>> START

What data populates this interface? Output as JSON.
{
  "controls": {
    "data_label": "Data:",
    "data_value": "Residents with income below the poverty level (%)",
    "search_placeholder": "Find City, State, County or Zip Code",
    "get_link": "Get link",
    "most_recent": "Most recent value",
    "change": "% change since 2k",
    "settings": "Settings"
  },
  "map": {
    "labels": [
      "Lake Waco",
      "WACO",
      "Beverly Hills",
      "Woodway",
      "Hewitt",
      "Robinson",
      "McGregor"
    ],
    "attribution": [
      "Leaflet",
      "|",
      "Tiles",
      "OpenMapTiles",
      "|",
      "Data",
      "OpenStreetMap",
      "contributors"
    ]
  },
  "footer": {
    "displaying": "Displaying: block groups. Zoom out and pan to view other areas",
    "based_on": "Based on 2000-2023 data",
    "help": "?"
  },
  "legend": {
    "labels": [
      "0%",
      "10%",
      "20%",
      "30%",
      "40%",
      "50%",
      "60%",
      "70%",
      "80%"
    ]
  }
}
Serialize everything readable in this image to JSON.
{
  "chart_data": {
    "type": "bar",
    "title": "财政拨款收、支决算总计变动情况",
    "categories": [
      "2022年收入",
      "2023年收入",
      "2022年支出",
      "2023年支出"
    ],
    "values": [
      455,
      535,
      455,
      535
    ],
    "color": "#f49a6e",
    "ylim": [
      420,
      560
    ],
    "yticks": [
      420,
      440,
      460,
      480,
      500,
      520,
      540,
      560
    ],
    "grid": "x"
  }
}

>> END
>> START

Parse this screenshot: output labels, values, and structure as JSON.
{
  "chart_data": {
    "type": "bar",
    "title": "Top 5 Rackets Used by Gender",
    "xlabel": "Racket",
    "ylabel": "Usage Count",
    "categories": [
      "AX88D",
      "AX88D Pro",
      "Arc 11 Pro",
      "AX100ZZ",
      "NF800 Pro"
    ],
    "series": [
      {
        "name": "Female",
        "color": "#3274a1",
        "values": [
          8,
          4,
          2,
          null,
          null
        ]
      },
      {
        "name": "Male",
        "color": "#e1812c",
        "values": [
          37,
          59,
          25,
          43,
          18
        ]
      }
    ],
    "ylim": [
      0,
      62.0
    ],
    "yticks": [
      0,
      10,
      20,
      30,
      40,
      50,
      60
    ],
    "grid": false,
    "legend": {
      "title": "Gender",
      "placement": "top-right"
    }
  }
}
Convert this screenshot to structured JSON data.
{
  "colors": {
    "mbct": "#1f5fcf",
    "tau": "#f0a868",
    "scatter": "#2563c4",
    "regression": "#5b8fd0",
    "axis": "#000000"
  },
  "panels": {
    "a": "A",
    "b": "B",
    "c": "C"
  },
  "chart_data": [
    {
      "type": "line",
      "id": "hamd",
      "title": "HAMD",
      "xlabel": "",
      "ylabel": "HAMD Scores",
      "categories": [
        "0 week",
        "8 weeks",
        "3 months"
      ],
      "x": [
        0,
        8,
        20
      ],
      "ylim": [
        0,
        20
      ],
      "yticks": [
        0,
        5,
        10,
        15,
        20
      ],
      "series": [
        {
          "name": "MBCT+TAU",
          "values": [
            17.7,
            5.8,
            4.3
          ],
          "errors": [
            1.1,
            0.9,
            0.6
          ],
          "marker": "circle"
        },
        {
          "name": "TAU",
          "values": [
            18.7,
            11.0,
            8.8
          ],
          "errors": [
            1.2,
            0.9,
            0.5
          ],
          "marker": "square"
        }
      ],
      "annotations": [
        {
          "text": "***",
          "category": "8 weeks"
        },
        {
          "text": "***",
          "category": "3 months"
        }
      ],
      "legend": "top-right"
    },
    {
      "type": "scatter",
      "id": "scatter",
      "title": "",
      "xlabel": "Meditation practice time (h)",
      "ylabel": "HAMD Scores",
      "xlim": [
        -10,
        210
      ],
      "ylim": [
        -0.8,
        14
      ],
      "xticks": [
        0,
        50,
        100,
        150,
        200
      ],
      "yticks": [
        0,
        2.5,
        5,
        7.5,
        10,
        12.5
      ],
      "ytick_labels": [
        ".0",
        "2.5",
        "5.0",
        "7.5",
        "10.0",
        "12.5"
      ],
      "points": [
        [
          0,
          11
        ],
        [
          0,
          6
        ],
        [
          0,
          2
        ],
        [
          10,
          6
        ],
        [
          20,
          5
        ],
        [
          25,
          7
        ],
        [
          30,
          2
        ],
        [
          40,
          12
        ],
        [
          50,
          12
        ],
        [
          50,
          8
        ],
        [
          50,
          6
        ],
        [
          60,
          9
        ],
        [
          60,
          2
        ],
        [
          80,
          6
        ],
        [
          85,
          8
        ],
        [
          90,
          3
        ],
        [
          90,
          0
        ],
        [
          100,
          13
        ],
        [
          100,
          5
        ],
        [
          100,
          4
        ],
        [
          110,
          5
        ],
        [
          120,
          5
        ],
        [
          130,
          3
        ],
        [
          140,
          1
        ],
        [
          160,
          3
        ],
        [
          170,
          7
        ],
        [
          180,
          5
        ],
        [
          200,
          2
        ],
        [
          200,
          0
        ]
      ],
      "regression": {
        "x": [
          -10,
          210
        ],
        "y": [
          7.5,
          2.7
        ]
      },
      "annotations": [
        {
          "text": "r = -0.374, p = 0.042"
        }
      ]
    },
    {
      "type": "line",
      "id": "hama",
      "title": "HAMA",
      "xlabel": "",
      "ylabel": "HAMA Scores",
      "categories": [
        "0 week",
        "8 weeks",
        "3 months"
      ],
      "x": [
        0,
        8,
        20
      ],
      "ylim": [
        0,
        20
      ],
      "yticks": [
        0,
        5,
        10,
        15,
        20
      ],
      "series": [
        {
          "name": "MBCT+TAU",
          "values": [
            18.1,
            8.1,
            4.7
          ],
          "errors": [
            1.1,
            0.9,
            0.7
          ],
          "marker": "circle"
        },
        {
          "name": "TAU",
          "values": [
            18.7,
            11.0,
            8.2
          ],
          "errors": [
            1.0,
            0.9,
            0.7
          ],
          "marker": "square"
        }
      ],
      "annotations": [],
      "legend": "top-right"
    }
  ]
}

>> END

- Work to do -
What is the number of lines in the data above that include the word "legend"? Answer with that number only.

- Task output -
4